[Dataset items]
++++++
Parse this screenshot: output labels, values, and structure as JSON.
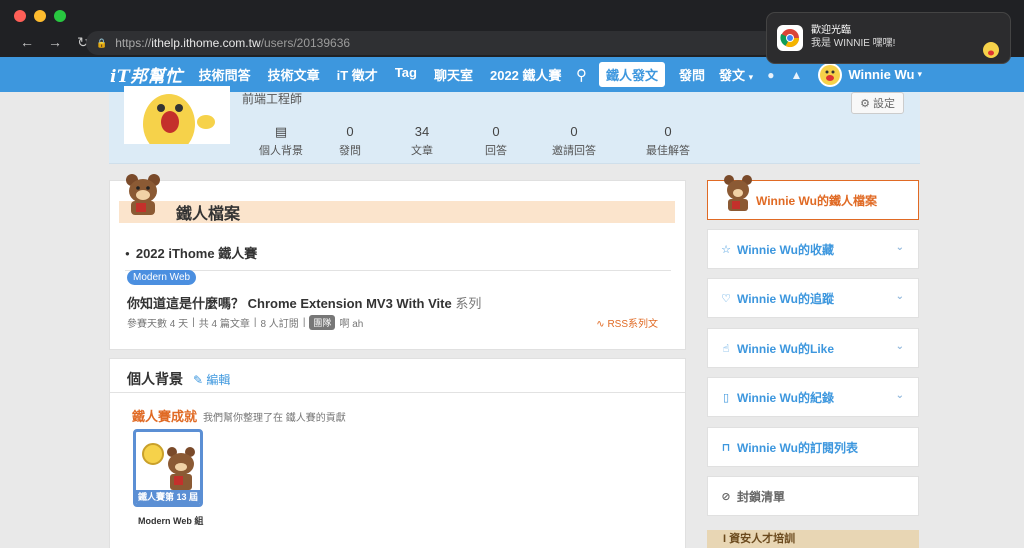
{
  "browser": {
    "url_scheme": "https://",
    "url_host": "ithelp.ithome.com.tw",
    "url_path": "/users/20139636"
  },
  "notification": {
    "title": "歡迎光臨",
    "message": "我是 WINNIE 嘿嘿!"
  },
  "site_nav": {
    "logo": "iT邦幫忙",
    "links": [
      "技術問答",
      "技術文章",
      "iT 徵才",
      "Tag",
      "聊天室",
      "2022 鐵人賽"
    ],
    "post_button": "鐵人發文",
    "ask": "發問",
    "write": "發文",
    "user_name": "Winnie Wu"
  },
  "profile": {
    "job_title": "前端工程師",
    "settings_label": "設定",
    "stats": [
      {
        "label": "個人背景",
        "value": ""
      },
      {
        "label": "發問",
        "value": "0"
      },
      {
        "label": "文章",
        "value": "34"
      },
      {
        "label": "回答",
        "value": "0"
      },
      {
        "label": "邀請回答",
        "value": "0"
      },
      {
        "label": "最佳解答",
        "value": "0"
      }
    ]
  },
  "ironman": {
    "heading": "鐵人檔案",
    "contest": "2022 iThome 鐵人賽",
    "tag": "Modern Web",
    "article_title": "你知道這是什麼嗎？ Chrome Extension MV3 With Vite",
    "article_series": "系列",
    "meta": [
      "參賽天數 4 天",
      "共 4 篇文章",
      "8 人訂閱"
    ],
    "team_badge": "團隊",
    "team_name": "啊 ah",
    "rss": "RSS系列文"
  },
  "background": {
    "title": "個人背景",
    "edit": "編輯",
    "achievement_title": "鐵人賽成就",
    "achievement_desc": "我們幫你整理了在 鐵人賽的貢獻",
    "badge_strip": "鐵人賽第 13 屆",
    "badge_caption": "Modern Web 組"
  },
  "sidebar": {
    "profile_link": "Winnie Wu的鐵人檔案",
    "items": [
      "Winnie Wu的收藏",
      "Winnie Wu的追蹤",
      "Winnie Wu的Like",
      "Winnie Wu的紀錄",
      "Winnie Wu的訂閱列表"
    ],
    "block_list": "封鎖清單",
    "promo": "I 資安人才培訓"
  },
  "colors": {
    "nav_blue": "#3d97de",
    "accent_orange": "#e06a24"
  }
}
++++++
* The exercise *
Quote every entry exactly, with the pictures omitted.

* Expected answer *
Parse this screenshot: output labels, values, and structure as JSON.
{
  "browser": {
    "url_scheme": "https://",
    "url_host": "ithelp.ithome.com.tw",
    "url_path": "/users/20139636"
  },
  "notification": {
    "title": "歡迎光臨",
    "message": "我是 WINNIE 嘿嘿!"
  },
  "site_nav": {
    "logo": "iT邦幫忙",
    "links": [
      "技術問答",
      "技術文章",
      "iT 徵才",
      "Tag",
      "聊天室",
      "2022 鐵人賽"
    ],
    "post_button": "鐵人發文",
    "ask": "發問",
    "write": "發文",
    "user_name": "Winnie Wu"
  },
  "profile": {
    "job_title": "前端工程師",
    "settings_label": "設定",
    "stats": [
      {
        "label": "個人背景",
        "value": ""
      },
      {
        "label": "發問",
        "value": "0"
      },
      {
        "label": "文章",
        "value": "34"
      },
      {
        "label": "回答",
        "value": "0"
      },
      {
        "label": "邀請回答",
        "value": "0"
      },
      {
        "label": "最佳解答",
        "value": "0"
      }
    ]
  },
  "ironman": {
    "heading": "鐵人檔案",
    "contest": "2022 iThome 鐵人賽",
    "tag": "Modern Web",
    "article_title": "你知道這是什麼嗎？ Chrome Extension MV3 With Vite",
    "article_series": "系列",
    "meta": [
      "參賽天數 4 天",
      "共 4 篇文章",
      "8 人訂閱"
    ],
    "team_badge": "團隊",
    "team_name": "啊 ah",
    "rss": "RSS系列文"
  },
  "background": {
    "title": "個人背景",
    "edit": "編輯",
    "achievement_title": "鐵人賽成就",
    "achievement_desc": "我們幫你整理了在 鐵人賽的貢獻",
    "badge_strip": "鐵人賽第 13 屆",
    "badge_caption": "Modern Web 組"
  },
  "sidebar": {
    "profile_link": "Winnie Wu的鐵人檔案",
    "items": [
      "Winnie Wu的收藏",
      "Winnie Wu的追蹤",
      "Winnie Wu的Like",
      "Winnie Wu的紀錄",
      "Winnie Wu的訂閱列表"
    ],
    "block_list": "封鎖清單",
    "promo": "I 資安人才培訓"
  },
  "colors": {
    "nav_blue": "#3d97de",
    "accent_orange": "#e06a24"
  }
}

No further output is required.